Exact copies are required of the lines from the line containing "What's the underlying" through the final line of the listing, both included, and of no other lines.
-- BEGIN Provided data --
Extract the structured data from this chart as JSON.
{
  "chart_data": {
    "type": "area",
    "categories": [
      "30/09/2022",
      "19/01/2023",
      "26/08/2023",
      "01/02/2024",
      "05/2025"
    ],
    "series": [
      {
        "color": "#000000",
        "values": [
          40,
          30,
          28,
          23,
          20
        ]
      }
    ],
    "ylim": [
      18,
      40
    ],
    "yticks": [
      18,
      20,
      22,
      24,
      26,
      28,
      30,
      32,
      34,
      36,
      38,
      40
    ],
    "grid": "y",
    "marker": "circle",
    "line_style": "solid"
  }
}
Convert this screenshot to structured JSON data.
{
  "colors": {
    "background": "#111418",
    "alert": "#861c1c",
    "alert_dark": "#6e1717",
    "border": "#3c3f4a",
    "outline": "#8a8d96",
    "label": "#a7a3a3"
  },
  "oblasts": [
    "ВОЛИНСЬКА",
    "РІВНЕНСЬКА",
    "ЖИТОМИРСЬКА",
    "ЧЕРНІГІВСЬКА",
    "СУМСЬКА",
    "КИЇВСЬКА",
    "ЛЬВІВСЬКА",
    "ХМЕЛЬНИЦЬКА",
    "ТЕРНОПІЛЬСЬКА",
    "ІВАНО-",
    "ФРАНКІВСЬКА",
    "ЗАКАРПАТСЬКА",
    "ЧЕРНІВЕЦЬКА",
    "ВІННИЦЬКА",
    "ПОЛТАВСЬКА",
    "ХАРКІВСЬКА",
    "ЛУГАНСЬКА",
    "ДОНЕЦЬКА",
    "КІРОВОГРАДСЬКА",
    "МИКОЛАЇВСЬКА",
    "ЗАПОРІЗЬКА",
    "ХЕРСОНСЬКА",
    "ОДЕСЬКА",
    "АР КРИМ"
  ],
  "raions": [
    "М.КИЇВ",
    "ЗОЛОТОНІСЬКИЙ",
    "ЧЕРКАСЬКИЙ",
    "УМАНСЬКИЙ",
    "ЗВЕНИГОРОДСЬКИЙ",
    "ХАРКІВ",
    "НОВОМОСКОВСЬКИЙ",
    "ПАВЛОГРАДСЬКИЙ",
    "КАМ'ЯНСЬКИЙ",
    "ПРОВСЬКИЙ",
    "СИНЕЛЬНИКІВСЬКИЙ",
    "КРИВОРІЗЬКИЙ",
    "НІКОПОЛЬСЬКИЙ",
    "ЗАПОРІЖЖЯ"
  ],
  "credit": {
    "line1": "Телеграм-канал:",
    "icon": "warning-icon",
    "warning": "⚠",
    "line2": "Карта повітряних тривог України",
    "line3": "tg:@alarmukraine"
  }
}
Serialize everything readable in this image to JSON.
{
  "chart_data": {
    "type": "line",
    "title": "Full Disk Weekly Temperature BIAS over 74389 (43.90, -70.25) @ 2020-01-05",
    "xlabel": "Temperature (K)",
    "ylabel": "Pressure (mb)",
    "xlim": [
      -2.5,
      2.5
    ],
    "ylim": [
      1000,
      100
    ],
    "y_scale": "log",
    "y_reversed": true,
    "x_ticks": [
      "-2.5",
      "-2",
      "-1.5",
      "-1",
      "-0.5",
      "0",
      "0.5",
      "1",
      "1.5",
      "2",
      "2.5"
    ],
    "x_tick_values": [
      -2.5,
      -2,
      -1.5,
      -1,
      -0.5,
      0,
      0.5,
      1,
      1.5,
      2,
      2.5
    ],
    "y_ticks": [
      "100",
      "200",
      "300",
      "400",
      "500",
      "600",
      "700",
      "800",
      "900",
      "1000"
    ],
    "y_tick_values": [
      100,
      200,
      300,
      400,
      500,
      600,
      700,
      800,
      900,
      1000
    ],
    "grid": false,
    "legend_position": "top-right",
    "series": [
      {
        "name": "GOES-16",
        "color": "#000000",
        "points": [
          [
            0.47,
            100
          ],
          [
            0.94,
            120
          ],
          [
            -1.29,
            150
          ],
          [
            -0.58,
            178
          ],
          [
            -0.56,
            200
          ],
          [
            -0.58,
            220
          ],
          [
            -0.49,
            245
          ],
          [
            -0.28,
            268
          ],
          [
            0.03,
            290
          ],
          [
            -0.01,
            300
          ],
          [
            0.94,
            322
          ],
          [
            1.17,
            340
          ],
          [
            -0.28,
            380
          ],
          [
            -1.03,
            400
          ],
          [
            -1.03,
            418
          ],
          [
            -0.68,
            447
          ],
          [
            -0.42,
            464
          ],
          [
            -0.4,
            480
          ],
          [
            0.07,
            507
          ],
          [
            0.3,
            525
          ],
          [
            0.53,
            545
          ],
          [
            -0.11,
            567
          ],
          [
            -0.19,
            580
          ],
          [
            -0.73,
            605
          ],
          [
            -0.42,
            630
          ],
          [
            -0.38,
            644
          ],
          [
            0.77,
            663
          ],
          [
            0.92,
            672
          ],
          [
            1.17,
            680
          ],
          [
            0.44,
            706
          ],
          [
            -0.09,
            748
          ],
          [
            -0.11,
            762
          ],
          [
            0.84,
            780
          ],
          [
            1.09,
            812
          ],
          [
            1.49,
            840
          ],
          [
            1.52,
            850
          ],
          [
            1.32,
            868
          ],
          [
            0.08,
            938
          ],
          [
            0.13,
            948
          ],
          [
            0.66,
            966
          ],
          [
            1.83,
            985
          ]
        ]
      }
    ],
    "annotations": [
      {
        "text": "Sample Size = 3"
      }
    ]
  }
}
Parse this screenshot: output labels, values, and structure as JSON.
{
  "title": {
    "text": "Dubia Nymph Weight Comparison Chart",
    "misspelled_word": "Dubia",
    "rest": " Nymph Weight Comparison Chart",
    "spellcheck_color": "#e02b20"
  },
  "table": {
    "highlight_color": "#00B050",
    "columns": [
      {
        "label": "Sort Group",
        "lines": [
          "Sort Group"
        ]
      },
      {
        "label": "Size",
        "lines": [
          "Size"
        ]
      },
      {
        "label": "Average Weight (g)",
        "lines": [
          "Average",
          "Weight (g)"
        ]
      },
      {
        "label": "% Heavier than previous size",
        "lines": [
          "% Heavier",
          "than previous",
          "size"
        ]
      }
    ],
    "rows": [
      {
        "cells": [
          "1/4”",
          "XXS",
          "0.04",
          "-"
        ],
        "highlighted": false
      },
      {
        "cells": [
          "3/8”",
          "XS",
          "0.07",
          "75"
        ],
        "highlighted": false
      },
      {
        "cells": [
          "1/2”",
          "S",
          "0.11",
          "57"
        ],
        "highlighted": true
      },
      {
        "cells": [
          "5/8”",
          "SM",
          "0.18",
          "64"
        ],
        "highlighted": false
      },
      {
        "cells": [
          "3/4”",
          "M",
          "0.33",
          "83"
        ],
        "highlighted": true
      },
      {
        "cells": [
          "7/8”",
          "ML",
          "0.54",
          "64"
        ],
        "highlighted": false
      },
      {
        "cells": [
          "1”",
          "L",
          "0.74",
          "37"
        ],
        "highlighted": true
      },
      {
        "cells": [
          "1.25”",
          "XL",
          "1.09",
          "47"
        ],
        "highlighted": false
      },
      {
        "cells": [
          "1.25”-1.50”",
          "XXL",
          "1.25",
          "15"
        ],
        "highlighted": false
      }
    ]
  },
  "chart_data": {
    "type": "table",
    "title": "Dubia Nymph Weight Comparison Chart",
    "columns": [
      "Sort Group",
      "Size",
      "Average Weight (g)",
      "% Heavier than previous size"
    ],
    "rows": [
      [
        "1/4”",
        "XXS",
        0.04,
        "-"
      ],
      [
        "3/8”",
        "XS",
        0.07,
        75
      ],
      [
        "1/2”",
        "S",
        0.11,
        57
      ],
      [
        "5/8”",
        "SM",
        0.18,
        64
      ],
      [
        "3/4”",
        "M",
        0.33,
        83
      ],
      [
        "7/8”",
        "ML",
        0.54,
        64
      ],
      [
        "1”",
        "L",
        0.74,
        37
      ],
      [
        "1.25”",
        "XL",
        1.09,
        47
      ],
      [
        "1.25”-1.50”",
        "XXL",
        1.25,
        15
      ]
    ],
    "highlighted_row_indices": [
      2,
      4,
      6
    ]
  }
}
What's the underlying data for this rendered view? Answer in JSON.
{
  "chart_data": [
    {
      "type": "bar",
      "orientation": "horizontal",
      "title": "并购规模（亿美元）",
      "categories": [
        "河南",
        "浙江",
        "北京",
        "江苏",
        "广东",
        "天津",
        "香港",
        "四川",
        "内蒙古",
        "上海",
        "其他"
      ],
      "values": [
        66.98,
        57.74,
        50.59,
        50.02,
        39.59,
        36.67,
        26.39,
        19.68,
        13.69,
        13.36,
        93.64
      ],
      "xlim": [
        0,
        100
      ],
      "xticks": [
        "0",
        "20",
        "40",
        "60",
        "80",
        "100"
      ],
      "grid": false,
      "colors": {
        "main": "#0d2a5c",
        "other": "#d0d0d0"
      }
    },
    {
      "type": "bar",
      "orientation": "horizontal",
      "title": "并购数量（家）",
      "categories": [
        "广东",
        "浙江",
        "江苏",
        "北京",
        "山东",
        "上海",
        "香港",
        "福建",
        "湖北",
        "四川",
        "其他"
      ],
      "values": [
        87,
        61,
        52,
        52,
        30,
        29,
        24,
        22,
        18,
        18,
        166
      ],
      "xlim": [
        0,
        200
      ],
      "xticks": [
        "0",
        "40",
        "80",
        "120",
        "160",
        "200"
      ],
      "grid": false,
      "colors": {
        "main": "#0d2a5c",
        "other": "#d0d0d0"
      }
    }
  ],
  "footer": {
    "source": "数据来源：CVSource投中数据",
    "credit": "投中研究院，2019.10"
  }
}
-- END Provided data --
## Exercise result
What's the underlying data for this rendered view? Answer in JSON.
{
  "chart_data": [
    {
      "type": "bar",
      "orientation": "horizontal",
      "title": "并购规模（亿美元）",
      "categories": [
        "河南",
        "浙江",
        "北京",
        "江苏",
        "广东",
        "天津",
        "香港",
        "四川",
        "内蒙古",
        "上海",
        "其他"
      ],
      "values": [
        66.98,
        57.74,
        50.59,
        50.02,
        39.59,
        36.67,
        26.39,
        19.68,
        13.69,
        13.36,
        93.64
      ],
      "xlim": [
        0,
        100
      ],
      "xticks": [
        "0",
        "20",
        "40",
        "60",
        "80",
        "100"
      ],
      "grid": false,
      "colors": {
        "main": "#0d2a5c",
        "other": "#d0d0d0"
      }
    },
    {
      "type": "bar",
      "orientation": "horizontal",
      "title": "并购数量（家）",
      "categories": [
        "广东",
        "浙江",
        "江苏",
        "北京",
        "山东",
        "上海",
        "香港",
        "福建",
        "湖北",
        "四川",
        "其他"
      ],
      "values": [
        87,
        61,
        52,
        52,
        30,
        29,
        24,
        22,
        18,
        18,
        166
      ],
      "xlim": [
        0,
        200
      ],
      "xticks": [
        "0",
        "40",
        "80",
        "120",
        "160",
        "200"
      ],
      "grid": false,
      "colors": {
        "main": "#0d2a5c",
        "other": "#d0d0d0"
      }
    }
  ],
  "footer": {
    "source": "数据来源：CVSource投中数据",
    "credit": "投中研究院，2019.10"
  }
}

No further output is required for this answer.